▸ Texte fourni:
/---
Deux suspects arrêtés mercredi 3 septembre dans un camp de Roms à Grenoble ont été remis en liberté dès le lendemain. La victime, un jeune boulanger poignardé lundi matin rue Ampère, s’était trompée en pensant reconnaître ses agresseurs, a confirmé le procureur de la République. L’enquête se poursuit.
Retour sur les faits du 1er septembre
Lundi 1er septembre, vers 4 h 30, un boulanger de 24 ans travaillant à la boulangerie Lenoir, rue Ampère à Grenoble, avait surpris trois individus en train de voler du pain par une porte-fenêtre donnant sur l’atelier. En tentant de les rattraper, une violente altercation avait éclaté. L’employé avait été poignardé à deux reprises au thorax avant que les agresseurs ne prennent la fuite. Pris en charge par les secours et hospitalisé au CHU Grenoble-Alpes dans un état critique, son pronostic vital avait un temps été engagé. Son état s’est depuis stabilisé, et il a pu quitter l’hôpital mercredi 3 septembre.
\---
▸ Liste des items:
/---
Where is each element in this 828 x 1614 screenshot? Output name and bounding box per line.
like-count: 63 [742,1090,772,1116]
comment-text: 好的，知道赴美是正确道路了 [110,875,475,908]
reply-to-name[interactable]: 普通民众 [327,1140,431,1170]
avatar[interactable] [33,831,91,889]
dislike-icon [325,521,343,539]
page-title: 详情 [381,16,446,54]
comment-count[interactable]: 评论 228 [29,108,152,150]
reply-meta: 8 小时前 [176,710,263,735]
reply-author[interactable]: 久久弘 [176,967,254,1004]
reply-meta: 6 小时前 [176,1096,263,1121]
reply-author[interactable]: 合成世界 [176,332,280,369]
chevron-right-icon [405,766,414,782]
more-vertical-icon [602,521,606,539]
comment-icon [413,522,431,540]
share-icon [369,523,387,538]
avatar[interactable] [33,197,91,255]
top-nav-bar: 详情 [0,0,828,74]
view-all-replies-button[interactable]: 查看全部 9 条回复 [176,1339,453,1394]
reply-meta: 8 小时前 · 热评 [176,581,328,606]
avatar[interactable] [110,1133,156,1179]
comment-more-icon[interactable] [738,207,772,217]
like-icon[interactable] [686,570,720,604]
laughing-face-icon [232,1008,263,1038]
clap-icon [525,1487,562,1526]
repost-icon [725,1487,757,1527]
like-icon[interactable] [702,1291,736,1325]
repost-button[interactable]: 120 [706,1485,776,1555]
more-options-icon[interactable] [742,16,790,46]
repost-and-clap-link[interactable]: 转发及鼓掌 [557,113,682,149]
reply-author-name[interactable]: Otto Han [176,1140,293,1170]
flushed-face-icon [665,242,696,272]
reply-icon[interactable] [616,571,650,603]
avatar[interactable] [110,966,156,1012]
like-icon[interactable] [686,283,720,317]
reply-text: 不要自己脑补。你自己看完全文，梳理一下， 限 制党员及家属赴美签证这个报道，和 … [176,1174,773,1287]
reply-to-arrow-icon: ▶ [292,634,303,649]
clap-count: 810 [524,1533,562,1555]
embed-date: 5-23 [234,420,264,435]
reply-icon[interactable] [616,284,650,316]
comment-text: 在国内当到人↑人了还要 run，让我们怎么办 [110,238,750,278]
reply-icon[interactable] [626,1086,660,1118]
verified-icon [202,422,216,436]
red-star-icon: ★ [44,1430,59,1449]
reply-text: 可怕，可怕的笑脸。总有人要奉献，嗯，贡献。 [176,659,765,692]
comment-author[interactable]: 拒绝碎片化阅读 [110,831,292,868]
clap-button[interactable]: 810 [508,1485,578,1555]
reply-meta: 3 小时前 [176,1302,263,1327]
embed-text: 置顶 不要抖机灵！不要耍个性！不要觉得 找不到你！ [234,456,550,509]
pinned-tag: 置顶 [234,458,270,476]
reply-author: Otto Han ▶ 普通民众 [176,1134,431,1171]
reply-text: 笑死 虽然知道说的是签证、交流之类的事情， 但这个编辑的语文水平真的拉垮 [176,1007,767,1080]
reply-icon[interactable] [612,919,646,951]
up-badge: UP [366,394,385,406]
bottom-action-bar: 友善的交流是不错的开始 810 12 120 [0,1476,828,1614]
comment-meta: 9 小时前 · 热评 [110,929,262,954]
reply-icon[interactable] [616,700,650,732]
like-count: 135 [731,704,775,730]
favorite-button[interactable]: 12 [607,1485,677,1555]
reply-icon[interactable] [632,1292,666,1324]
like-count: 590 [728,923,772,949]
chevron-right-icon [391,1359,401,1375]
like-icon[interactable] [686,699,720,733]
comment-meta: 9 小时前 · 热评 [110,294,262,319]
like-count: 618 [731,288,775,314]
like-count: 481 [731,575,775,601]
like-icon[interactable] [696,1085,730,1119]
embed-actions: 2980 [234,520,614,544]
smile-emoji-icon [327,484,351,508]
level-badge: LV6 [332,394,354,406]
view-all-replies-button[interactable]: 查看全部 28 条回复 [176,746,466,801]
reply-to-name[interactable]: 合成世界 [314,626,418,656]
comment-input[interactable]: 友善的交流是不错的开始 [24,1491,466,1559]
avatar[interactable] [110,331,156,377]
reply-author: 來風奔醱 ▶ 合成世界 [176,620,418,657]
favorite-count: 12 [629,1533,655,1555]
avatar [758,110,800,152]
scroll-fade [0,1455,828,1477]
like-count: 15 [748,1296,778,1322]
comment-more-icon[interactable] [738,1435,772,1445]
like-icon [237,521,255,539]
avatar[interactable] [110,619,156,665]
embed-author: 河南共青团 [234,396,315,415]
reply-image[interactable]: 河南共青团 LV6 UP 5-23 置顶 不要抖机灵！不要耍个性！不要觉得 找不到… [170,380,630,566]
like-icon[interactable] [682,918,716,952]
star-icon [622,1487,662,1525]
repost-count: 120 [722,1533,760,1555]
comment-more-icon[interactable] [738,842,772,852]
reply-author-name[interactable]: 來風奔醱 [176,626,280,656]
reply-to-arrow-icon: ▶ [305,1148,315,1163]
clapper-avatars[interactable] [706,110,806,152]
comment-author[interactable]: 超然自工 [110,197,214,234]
\---
▸ Consignes:
- 1) Réécrivez sous forme de liste le paragraphe du texte fourni qui commence par « Lundi 1er septembre, vers 4 h 30 » en gardant ses faits principaux.
- 2) D'après le texte fourni, les affirmations suivantes sont-elles exactes ? Répondez par oui ou par non et citez à chaque fois les mots du texte qui tranchent.
(a) Les deux suspects arrêtés ont été libérés le lendemain de leur arrestation.
(b) Le boulanger a reçu trois coups de couteau.
(c) Le boulanger est toujours hospitalisé.
Les items forment un ensemble à part, sans lien avec le texte fourni.

▸ Réponses attendues:
- 1)
- Le lundi 1er septembre vers 4 h 30, un boulanger de 24 ans employé à la boulangerie Lenoir, rue Ampère à Grenoble, a surpris trois individus qui volaient du pain par une porte-fenêtre donnant sur l'atelier.
- Il a tenté de les rattraper et une violente altercation a éclaté.
- Il a été poignardé deux fois au thorax, puis les agresseurs ont pris la fuite.
- Il a été hospitalisé au CHU Grenoble-Alpes dans un état critique, et son pronostic vital a un temps été engagé.
- Son état s'est stabilisé et il a quitté l'hôpital le mercredi 3 septembre.

- 2)
(a) Oui : « ont été remis en liberté dès le lendemain ».
(b) Non : « poignardé à deux reprises au thorax ».
(c) Non : « il a pu quitter l’hôpital mercredi 3 septembre ».